To be done: Find the word "honom" in the records below. List each line containing it.

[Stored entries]
>> BEGIN
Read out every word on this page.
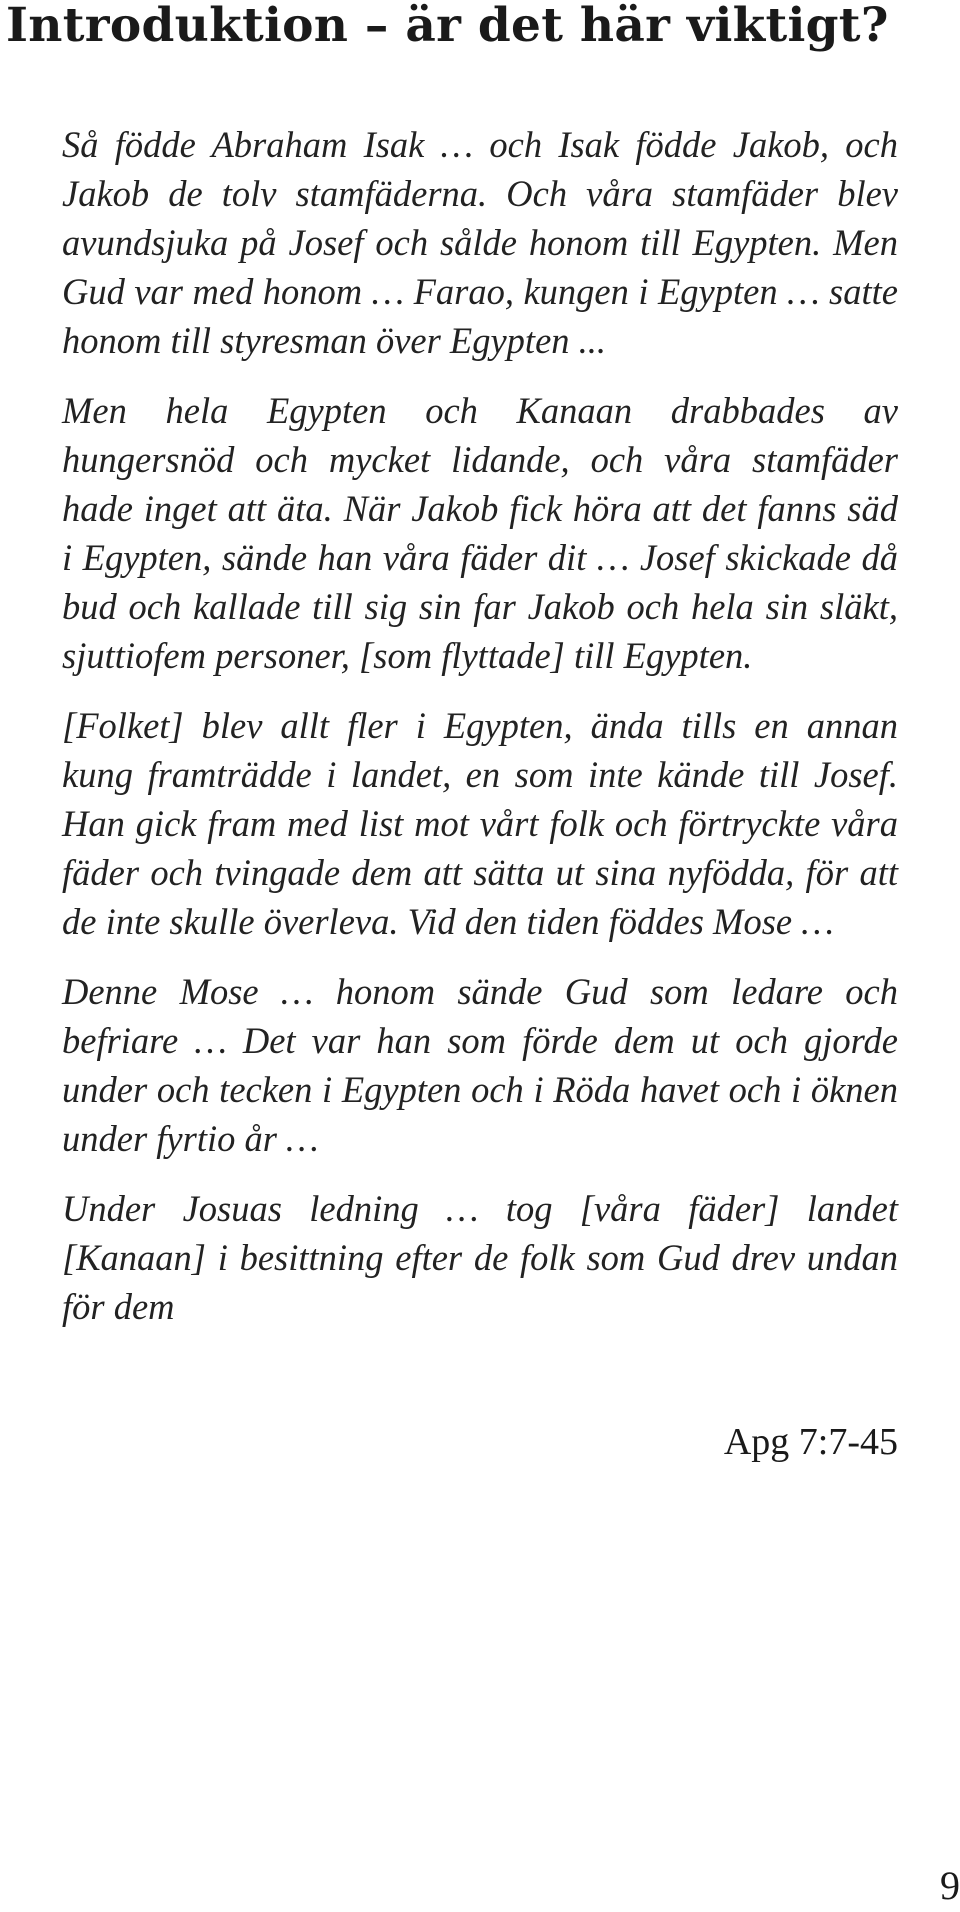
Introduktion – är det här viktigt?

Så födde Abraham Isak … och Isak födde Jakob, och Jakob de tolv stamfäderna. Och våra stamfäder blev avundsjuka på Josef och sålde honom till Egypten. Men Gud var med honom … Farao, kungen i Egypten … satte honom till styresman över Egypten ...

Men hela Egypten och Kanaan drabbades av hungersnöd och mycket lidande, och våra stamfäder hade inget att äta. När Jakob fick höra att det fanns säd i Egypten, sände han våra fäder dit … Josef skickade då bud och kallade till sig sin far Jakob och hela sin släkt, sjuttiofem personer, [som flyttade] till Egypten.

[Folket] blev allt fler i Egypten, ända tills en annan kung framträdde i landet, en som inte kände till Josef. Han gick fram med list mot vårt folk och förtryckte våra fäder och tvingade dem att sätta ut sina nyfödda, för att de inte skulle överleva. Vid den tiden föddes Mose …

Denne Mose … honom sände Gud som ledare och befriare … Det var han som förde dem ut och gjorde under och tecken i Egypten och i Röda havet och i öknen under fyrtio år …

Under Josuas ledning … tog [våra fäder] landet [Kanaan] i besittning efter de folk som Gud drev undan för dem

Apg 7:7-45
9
>> END
>> BEGIN
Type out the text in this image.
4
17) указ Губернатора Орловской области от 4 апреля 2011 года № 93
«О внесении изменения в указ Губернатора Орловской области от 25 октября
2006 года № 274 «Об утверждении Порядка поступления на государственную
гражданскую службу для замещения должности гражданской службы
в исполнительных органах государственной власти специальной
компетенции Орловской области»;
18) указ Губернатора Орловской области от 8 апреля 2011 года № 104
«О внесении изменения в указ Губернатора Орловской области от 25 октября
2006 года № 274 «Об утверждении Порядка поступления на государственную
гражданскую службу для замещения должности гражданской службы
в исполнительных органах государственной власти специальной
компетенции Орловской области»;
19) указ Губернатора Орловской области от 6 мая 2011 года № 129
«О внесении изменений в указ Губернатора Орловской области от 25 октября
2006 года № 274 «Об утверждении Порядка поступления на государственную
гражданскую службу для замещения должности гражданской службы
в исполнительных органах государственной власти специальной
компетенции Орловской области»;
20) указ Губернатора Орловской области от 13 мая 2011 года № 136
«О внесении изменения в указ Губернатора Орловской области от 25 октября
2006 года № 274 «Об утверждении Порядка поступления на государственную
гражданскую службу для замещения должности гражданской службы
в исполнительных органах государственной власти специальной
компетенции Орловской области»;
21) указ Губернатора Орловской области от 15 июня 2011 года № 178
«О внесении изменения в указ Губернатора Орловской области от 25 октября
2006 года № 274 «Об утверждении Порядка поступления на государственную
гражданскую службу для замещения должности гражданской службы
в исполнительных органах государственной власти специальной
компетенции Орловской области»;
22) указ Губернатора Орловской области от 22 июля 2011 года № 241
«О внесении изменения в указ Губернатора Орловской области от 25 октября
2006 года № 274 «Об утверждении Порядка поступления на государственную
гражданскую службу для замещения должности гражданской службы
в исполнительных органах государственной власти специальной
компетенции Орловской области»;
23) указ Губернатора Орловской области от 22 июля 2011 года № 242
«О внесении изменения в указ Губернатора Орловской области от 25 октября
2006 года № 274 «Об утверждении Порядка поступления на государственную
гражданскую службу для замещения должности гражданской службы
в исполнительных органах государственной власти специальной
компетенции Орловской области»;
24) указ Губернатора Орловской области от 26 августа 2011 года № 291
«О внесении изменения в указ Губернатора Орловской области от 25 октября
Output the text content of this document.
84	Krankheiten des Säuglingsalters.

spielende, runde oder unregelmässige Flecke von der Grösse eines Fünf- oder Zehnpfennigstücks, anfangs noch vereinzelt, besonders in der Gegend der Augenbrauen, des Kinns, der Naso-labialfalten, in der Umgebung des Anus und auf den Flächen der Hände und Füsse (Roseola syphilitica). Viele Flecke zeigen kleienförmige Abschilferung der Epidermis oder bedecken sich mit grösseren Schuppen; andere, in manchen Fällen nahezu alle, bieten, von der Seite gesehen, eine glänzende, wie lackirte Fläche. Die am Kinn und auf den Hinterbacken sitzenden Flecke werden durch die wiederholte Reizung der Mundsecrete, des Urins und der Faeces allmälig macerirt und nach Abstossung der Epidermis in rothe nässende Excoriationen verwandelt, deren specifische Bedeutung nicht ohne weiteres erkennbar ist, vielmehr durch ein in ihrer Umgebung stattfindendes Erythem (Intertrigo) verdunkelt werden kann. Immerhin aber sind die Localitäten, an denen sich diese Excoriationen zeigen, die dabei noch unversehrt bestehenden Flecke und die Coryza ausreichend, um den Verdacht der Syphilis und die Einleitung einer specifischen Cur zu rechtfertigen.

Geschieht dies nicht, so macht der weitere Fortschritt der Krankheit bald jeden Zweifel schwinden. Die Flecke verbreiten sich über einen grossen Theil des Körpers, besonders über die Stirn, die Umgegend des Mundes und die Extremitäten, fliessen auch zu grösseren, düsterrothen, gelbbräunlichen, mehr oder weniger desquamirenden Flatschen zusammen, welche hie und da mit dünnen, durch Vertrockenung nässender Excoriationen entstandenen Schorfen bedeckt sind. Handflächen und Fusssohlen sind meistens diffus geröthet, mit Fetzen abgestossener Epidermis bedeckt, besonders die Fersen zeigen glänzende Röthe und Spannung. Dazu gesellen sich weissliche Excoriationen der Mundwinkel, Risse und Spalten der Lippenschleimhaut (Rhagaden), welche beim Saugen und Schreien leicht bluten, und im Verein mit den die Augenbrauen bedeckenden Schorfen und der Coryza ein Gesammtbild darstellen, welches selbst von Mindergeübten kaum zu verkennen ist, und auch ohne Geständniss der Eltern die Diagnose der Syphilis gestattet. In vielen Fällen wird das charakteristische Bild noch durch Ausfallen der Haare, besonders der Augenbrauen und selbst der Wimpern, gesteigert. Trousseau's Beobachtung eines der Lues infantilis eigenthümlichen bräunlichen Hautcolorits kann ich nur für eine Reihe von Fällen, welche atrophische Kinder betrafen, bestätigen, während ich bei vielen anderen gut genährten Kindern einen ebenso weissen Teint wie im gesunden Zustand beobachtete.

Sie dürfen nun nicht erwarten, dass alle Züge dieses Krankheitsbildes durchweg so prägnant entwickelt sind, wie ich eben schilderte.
>> END
Worked solution:
Så födde Abraham Isak … och Isak födde Jakob, och Jakob de tolv stamfäderna. Och våra stamfäder blev avundsjuka på Josef och sålde honom till Egypten. Men Gud var med honom … Farao, kungen i Egypten … satte honom till styresman över Egypten ...
Denne Mose … honom sände Gud som ledare och befriare … Det var han som förde dem ut och gjorde under och tecken i Egypten och i Röda havet och i öknen under fyrtio år …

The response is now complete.